*WHAT TO WORK ON*:
Transcribe the lines below verbatim, skipping the images.

*EXERCISE MATERIALS*:
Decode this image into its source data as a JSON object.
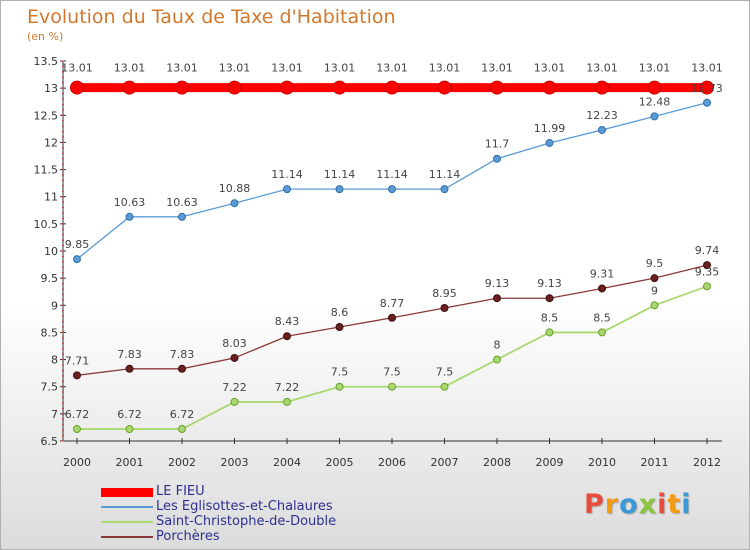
{
  "header": {
    "title": "Evolution du Taux de Taxe d'Habitation",
    "subtitle": "(en %)"
  },
  "logo": {
    "letters": [
      "P",
      "r",
      "o",
      "x",
      "i",
      "t",
      "i"
    ],
    "colors": [
      "#e84c3d",
      "#f39c12",
      "#3a9ad9",
      "#8cc63e",
      "#e84c3d",
      "#f39c12",
      "#3a9ad9"
    ]
  },
  "chart_data": {
    "type": "line",
    "title": "Evolution du Taux de Taxe d'Habitation",
    "ylabel": "(en %)",
    "xlabel": "",
    "x": [
      "2000",
      "2001",
      "2002",
      "2003",
      "2004",
      "2005",
      "2006",
      "2007",
      "2008",
      "2009",
      "2010",
      "2011",
      "2012"
    ],
    "ylim": [
      6.5,
      13.5
    ],
    "yticks": [
      "6.5",
      "7",
      "7.5",
      "8",
      "8.5",
      "9",
      "9.5",
      "10",
      "10.5",
      "11",
      "11.5",
      "12",
      "12.5",
      "13",
      "13.5"
    ],
    "grid": false,
    "legend_position": "bottom-left",
    "series": [
      {
        "name": "LE FIEU",
        "color": "#ff0000",
        "values": [
          13.01,
          13.01,
          13.01,
          13.01,
          13.01,
          13.01,
          13.01,
          13.01,
          13.01,
          13.01,
          13.01,
          13.01,
          13.01
        ],
        "labels": [
          "13.01",
          "13.01",
          "13.01",
          "13.01",
          "13.01",
          "13.01",
          "13.01",
          "13.01",
          "13.01",
          "13.01",
          "13.01",
          "13.01",
          "13.01"
        ]
      },
      {
        "name": "Les Eglisottes-et-Chalaures",
        "color": "#5b9bd5",
        "values": [
          9.85,
          10.63,
          10.63,
          10.88,
          11.14,
          11.14,
          11.14,
          11.14,
          11.7,
          11.99,
          12.23,
          12.48,
          12.73
        ],
        "labels": [
          "9.85",
          "10.63",
          "10.63",
          "10.88",
          "11.14",
          "11.14",
          "11.14",
          "11.14",
          "11.7",
          "11.99",
          "12.23",
          "12.48",
          "12.73"
        ]
      },
      {
        "name": "Saint-Christophe-de-Double",
        "color": "#a8d86e",
        "values": [
          6.72,
          6.72,
          6.72,
          7.22,
          7.22,
          7.5,
          7.5,
          7.5,
          8,
          8.5,
          8.5,
          9,
          9.35
        ],
        "labels": [
          "6.72",
          "6.72",
          "6.72",
          "7.22",
          "7.22",
          "7.5",
          "7.5",
          "7.5",
          "8",
          "8.5",
          "8.5",
          "9",
          "9.35"
        ]
      },
      {
        "name": "Porchères",
        "color": "#8b3a3a",
        "values": [
          7.71,
          7.83,
          7.83,
          8.03,
          8.43,
          8.6,
          8.77,
          8.95,
          9.13,
          9.13,
          9.31,
          9.5,
          9.74
        ],
        "labels": [
          "7.71",
          "7.83",
          "7.83",
          "8.03",
          "8.43",
          "8.6",
          "8.77",
          "8.95",
          "9.13",
          "9.13",
          "9.31",
          "9.5",
          "9.74"
        ]
      }
    ]
  }
}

*SOLUTION FOR THIS TASK*:
Decode this image into its source data as a JSON object.
{
  "header": {
    "title": "Evolution du Taux de Taxe d'Habitation",
    "subtitle": "(en %)"
  },
  "logo": {
    "letters": [
      "P",
      "r",
      "o",
      "x",
      "i",
      "t",
      "i"
    ],
    "colors": [
      "#e84c3d",
      "#f39c12",
      "#3a9ad9",
      "#8cc63e",
      "#e84c3d",
      "#f39c12",
      "#3a9ad9"
    ]
  },
  "chart_data": {
    "type": "line",
    "title": "Evolution du Taux de Taxe d'Habitation",
    "ylabel": "(en %)",
    "xlabel": "",
    "x": [
      "2000",
      "2001",
      "2002",
      "2003",
      "2004",
      "2005",
      "2006",
      "2007",
      "2008",
      "2009",
      "2010",
      "2011",
      "2012"
    ],
    "ylim": [
      6.5,
      13.5
    ],
    "yticks": [
      "6.5",
      "7",
      "7.5",
      "8",
      "8.5",
      "9",
      "9.5",
      "10",
      "10.5",
      "11",
      "11.5",
      "12",
      "12.5",
      "13",
      "13.5"
    ],
    "grid": false,
    "legend_position": "bottom-left",
    "series": [
      {
        "name": "LE FIEU",
        "color": "#ff0000",
        "values": [
          13.01,
          13.01,
          13.01,
          13.01,
          13.01,
          13.01,
          13.01,
          13.01,
          13.01,
          13.01,
          13.01,
          13.01,
          13.01
        ],
        "labels": [
          "13.01",
          "13.01",
          "13.01",
          "13.01",
          "13.01",
          "13.01",
          "13.01",
          "13.01",
          "13.01",
          "13.01",
          "13.01",
          "13.01",
          "13.01"
        ]
      },
      {
        "name": "Les Eglisottes-et-Chalaures",
        "color": "#5b9bd5",
        "values": [
          9.85,
          10.63,
          10.63,
          10.88,
          11.14,
          11.14,
          11.14,
          11.14,
          11.7,
          11.99,
          12.23,
          12.48,
          12.73
        ],
        "labels": [
          "9.85",
          "10.63",
          "10.63",
          "10.88",
          "11.14",
          "11.14",
          "11.14",
          "11.14",
          "11.7",
          "11.99",
          "12.23",
          "12.48",
          "12.73"
        ]
      },
      {
        "name": "Saint-Christophe-de-Double",
        "color": "#a8d86e",
        "values": [
          6.72,
          6.72,
          6.72,
          7.22,
          7.22,
          7.5,
          7.5,
          7.5,
          8,
          8.5,
          8.5,
          9,
          9.35
        ],
        "labels": [
          "6.72",
          "6.72",
          "6.72",
          "7.22",
          "7.22",
          "7.5",
          "7.5",
          "7.5",
          "8",
          "8.5",
          "8.5",
          "9",
          "9.35"
        ]
      },
      {
        "name": "Porchères",
        "color": "#8b3a3a",
        "values": [
          7.71,
          7.83,
          7.83,
          8.03,
          8.43,
          8.6,
          8.77,
          8.95,
          9.13,
          9.13,
          9.31,
          9.5,
          9.74
        ],
        "labels": [
          "7.71",
          "7.83",
          "7.83",
          "8.03",
          "8.43",
          "8.6",
          "8.77",
          "8.95",
          "9.13",
          "9.13",
          "9.31",
          "9.5",
          "9.74"
        ]
      }
    ]
  }
}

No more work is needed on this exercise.